[Some records]
= = = = = = =

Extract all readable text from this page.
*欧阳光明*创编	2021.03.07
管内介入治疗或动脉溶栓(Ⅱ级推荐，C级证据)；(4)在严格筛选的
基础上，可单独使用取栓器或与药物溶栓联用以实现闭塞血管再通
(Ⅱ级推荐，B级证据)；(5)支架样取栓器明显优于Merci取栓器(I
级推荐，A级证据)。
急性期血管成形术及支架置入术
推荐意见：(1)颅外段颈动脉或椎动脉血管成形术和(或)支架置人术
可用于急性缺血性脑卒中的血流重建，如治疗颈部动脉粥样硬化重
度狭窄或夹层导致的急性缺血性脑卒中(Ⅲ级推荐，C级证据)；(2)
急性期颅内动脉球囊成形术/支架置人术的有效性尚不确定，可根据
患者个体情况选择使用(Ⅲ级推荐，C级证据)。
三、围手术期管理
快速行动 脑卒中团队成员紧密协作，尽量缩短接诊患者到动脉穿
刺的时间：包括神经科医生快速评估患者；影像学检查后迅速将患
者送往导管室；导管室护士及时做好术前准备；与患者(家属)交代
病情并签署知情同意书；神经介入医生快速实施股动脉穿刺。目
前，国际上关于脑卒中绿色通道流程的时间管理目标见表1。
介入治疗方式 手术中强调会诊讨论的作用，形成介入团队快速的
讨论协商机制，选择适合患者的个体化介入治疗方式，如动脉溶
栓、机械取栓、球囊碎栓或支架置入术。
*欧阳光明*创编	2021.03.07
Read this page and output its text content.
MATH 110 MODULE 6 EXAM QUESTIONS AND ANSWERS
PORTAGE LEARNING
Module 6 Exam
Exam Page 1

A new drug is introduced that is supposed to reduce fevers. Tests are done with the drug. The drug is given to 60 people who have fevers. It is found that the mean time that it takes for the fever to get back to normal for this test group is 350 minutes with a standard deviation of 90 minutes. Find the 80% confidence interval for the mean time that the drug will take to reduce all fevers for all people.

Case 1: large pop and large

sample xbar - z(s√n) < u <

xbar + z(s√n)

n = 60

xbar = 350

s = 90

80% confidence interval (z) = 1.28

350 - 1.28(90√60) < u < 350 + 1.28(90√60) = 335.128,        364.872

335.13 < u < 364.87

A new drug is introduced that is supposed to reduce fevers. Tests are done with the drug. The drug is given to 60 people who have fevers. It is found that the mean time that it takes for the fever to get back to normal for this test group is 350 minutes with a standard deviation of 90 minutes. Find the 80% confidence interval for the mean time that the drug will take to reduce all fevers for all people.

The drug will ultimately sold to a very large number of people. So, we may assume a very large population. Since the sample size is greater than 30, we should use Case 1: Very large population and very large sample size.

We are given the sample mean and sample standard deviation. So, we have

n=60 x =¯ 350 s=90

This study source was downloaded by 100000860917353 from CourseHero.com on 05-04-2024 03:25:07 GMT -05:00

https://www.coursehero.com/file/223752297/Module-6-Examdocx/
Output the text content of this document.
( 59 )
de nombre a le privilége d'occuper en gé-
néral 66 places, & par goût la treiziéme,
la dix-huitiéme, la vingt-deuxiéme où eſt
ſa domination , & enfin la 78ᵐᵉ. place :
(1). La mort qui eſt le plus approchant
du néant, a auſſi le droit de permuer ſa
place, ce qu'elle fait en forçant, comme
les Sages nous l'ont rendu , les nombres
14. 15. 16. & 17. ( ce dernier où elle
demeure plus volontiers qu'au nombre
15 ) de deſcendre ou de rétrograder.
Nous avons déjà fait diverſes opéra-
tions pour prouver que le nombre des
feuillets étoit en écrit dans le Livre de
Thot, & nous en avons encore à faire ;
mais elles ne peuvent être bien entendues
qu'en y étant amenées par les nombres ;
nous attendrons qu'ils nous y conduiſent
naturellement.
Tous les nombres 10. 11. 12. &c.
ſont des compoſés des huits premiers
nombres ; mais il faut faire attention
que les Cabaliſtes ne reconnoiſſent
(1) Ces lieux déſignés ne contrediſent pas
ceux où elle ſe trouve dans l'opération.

= = = = = = =

The entries above should be repeated exactly, every one of them.

◆ Result
Extract all readable text from this page.
*欧阳光明*创编	2021.03.07
管内介入治疗或动脉溶栓(Ⅱ级推荐，C级证据)；(4)在严格筛选的
基础上，可单独使用取栓器或与药物溶栓联用以实现闭塞血管再通
(Ⅱ级推荐，B级证据)；(5)支架样取栓器明显优于Merci取栓器(I
级推荐，A级证据)。
急性期血管成形术及支架置入术
推荐意见：(1)颅外段颈动脉或椎动脉血管成形术和(或)支架置人术
可用于急性缺血性脑卒中的血流重建，如治疗颈部动脉粥样硬化重
度狭窄或夹层导致的急性缺血性脑卒中(Ⅲ级推荐，C级证据)；(2)
急性期颅内动脉球囊成形术/支架置人术的有效性尚不确定，可根据
患者个体情况选择使用(Ⅲ级推荐，C级证据)。
三、围手术期管理
快速行动 脑卒中团队成员紧密协作，尽量缩短接诊患者到动脉穿
刺的时间：包括神经科医生快速评估患者；影像学检查后迅速将患
者送往导管室；导管室护士及时做好术前准备；与患者(家属)交代
病情并签署知情同意书；神经介入医生快速实施股动脉穿刺。目
前，国际上关于脑卒中绿色通道流程的时间管理目标见表1。
介入治疗方式 手术中强调会诊讨论的作用，形成介入团队快速的
讨论协商机制，选择适合患者的个体化介入治疗方式，如动脉溶
栓、机械取栓、球囊碎栓或支架置入术。
*欧阳光明*创编	2021.03.07
Read this page and output its text content.
MATH 110 MODULE 6 EXAM QUESTIONS AND ANSWERS
PORTAGE LEARNING
Module 6 Exam
Exam Page 1

A new drug is introduced that is supposed to reduce fevers. Tests are done with the drug. The drug is given to 60 people who have fevers. It is found that the mean time that it takes for the fever to get back to normal for this test group is 350 minutes with a standard deviation of 90 minutes. Find the 80% confidence interval for the mean time that the drug will take to reduce all fevers for all people.

Case 1: large pop and large

sample xbar - z(s√n) < u <

xbar + z(s√n)

n = 60

xbar = 350

s = 90

80% confidence interval (z) = 1.28

350 - 1.28(90√60) < u < 350 + 1.28(90√60) = 335.128,        364.872

335.13 < u < 364.87

A new drug is introduced that is supposed to reduce fevers. Tests are done with the drug. The drug is given to 60 people who have fevers. It is found that the mean time that it takes for the fever to get back to normal for this test group is 350 minutes with a standard deviation of 90 minutes. Find the 80% confidence interval for the mean time that the drug will take to reduce all fevers for all people.

The drug will ultimately sold to a very large number of people. So, we may assume a very large population. Since the sample size is greater than 30, we should use Case 1: Very large population and very large sample size.

We are given the sample mean and sample standard deviation. So, we have

n=60 x =¯ 350 s=90

This study source was downloaded by 100000860917353 from CourseHero.com on 05-04-2024 03:25:07 GMT -05:00

https://www.coursehero.com/file/223752297/Module-6-Examdocx/
Output the text content of this document.
( 59 )
de nombre a le privilége d'occuper en gé-
néral 66 places, & par goût la treiziéme,
la dix-huitiéme, la vingt-deuxiéme où eſt
ſa domination , & enfin la 78ᵐᵉ. place :
(1). La mort qui eſt le plus approchant
du néant, a auſſi le droit de permuer ſa
place, ce qu'elle fait en forçant, comme
les Sages nous l'ont rendu , les nombres
14. 15. 16. & 17. ( ce dernier où elle
demeure plus volontiers qu'au nombre
15 ) de deſcendre ou de rétrograder.
Nous avons déjà fait diverſes opéra-
tions pour prouver que le nombre des
feuillets étoit en écrit dans le Livre de
Thot, & nous en avons encore à faire ;
mais elles ne peuvent être bien entendues
qu'en y étant amenées par les nombres ;
nous attendrons qu'ils nous y conduiſent
naturellement.
Tous les nombres 10. 11. 12. &c.
ſont des compoſés des huits premiers
nombres ; mais il faut faire attention
que les Cabaliſtes ne reconnoiſſent
(1) Ces lieux déſignés ne contrediſent pas
ceux où elle ſe trouve dans l'opération.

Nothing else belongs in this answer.